### [Objetivo del ejercicio]
Transcribe sin cambios el pasaje del extracto de la página que va entre "A la fecha, las" y "les dé alguito.", ambos incluidos.

### [Extracto de la página]
A la fecha, las señales que nos da el desenvolvimiento de la actual administración no resultan halagadoras. De hecho, el vizcarrato luce cegado al operar: (1) sin plena libertad de prensa (medios de comunicación estructuralmente dependiente de una pauta fiscal); (2) con una con burocracia ideologizada y extremadamente dúctil (tal como el Ejecutivo, el Legislativo y el aparato judicial de estos tiempos); y lamentablemente, (3) en un entorno social donde –por severas deficiencias educativas– se da una opinión pública obsecuente y pasiva. Una mayoría que –según las encuestas del régimen– hasta la semana pasada todavía mantenía la esperanza de que este Martincito moqueguano los proteja del coronavirus o –más puerilmente– les dé alguito.

### [Datos proporcionados]
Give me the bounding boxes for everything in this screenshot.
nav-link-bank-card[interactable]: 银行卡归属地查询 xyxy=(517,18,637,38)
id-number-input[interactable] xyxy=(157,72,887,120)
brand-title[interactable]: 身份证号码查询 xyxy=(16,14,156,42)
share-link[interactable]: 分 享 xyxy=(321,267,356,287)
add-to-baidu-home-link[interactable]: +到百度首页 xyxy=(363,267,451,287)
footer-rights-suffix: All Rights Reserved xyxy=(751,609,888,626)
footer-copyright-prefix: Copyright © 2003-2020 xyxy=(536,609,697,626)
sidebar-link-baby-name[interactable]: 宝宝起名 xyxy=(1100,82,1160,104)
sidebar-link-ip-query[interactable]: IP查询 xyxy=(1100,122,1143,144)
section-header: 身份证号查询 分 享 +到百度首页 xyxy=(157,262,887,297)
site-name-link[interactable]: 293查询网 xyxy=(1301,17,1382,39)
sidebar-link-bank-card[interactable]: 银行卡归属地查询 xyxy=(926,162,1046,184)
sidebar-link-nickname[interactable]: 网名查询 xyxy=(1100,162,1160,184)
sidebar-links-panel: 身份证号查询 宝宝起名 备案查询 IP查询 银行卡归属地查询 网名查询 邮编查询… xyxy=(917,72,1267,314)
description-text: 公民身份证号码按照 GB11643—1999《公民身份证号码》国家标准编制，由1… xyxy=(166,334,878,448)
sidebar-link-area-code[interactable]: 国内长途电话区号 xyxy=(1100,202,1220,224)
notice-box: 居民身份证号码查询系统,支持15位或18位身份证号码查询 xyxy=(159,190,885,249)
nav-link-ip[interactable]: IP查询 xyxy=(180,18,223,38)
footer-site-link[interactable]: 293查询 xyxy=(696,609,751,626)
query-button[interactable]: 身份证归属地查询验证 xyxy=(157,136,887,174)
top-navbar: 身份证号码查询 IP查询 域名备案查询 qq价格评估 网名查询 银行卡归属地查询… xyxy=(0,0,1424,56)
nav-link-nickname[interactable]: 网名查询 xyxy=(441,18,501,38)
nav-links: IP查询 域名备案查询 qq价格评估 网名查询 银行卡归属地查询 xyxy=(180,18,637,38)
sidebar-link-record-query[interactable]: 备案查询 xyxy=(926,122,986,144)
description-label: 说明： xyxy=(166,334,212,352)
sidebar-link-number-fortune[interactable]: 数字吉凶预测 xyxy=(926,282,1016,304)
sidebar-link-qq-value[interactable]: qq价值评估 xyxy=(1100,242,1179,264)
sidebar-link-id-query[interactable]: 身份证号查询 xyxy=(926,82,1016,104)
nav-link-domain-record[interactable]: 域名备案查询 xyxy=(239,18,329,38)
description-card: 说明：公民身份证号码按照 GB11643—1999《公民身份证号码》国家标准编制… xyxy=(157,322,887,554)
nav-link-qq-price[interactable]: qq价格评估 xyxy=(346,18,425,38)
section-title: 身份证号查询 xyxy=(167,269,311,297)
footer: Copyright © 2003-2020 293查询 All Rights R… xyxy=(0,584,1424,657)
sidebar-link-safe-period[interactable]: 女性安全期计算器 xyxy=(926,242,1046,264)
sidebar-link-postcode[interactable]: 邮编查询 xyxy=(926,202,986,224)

### [Resultado obtenido]
A la fecha, las señales que nos da el desenvolvimiento de la actual administración no resultan halagadoras. De hecho, el vizcarrato luce cegado al operar: (1) sin plena libertad de prensa (medios de comunicación estructuralmente dependiente de una pauta fiscal); (2) con una con burocracia ideologizada y extremadamente dúctil (tal como el Ejecutivo, el Legislativo y el aparato judicial de estos tiempos); y lamentablemente, (3) en un entorno social donde –por severas deficiencias educativas– se da una opinión pública obsecuente y pasiva. Una mayoría que –según las encuestas del régimen– hasta la semana pasada todavía mantenía la esperanza de que este Martincito moqueguano los proteja del coronavirus o –más puerilmente– les dé alguito.